[Saved entries]
◇ ◇ ◇ ◇ ◇ ◇ ◇

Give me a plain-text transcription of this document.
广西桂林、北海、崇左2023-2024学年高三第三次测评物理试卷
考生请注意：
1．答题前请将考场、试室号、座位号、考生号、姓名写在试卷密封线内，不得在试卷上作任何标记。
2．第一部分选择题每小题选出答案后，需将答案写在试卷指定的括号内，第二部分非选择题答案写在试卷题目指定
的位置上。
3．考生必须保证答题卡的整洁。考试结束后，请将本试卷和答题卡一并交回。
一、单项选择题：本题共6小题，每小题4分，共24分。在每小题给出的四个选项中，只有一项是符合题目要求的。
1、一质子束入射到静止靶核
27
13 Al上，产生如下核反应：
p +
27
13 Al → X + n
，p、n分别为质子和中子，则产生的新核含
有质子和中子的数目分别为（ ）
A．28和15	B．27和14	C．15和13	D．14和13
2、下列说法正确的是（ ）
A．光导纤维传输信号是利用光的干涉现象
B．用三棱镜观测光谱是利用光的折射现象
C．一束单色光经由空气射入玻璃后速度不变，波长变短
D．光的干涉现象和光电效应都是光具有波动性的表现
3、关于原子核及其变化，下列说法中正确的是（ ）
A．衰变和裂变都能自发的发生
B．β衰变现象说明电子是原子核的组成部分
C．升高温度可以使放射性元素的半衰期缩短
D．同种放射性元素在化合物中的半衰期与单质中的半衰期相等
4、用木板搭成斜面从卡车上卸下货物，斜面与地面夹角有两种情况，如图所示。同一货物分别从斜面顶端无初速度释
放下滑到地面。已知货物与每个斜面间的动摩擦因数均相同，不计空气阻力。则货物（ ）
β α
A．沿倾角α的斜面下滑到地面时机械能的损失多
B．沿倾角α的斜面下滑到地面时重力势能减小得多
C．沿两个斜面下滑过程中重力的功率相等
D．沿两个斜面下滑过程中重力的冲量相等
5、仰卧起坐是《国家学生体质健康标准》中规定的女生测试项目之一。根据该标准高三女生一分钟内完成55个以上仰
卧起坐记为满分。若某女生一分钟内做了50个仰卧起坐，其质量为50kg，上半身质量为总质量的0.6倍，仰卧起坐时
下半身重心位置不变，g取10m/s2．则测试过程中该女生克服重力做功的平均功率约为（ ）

◇ ◇ ◇ ◇ ◇ ◇ ◇

• [Problem] Print all of the entries exactly as they appear.

• [Worked solution]
Give me a plain-text transcription of this document.
广西桂林、北海、崇左2023-2024学年高三第三次测评物理试卷
考生请注意：
1．答题前请将考场、试室号、座位号、考生号、姓名写在试卷密封线内，不得在试卷上作任何标记。
2．第一部分选择题每小题选出答案后，需将答案写在试卷指定的括号内，第二部分非选择题答案写在试卷题目指定
的位置上。
3．考生必须保证答题卡的整洁。考试结束后，请将本试卷和答题卡一并交回。
一、单项选择题：本题共6小题，每小题4分，共24分。在每小题给出的四个选项中，只有一项是符合题目要求的。
1、一质子束入射到静止靶核
27
13 Al上，产生如下核反应：
p +
27
13 Al → X + n
，p、n分别为质子和中子，则产生的新核含
有质子和中子的数目分别为（ ）
A．28和15	B．27和14	C．15和13	D．14和13
2、下列说法正确的是（ ）
A．光导纤维传输信号是利用光的干涉现象
B．用三棱镜观测光谱是利用光的折射现象
C．一束单色光经由空气射入玻璃后速度不变，波长变短
D．光的干涉现象和光电效应都是光具有波动性的表现
3、关于原子核及其变化，下列说法中正确的是（ ）
A．衰变和裂变都能自发的发生
B．β衰变现象说明电子是原子核的组成部分
C．升高温度可以使放射性元素的半衰期缩短
D．同种放射性元素在化合物中的半衰期与单质中的半衰期相等
4、用木板搭成斜面从卡车上卸下货物，斜面与地面夹角有两种情况，如图所示。同一货物分别从斜面顶端无初速度释
放下滑到地面。已知货物与每个斜面间的动摩擦因数均相同，不计空气阻力。则货物（ ）
β α
A．沿倾角α的斜面下滑到地面时机械能的损失多
B．沿倾角α的斜面下滑到地面时重力势能减小得多
C．沿两个斜面下滑过程中重力的功率相等
D．沿两个斜面下滑过程中重力的冲量相等
5、仰卧起坐是《国家学生体质健康标准》中规定的女生测试项目之一。根据该标准高三女生一分钟内完成55个以上仰
卧起坐记为满分。若某女生一分钟内做了50个仰卧起坐，其质量为50kg，上半身质量为总质量的0.6倍，仰卧起坐时
下半身重心位置不变，g取10m/s2．则测试过程中该女生克服重力做功的平均功率约为（ ）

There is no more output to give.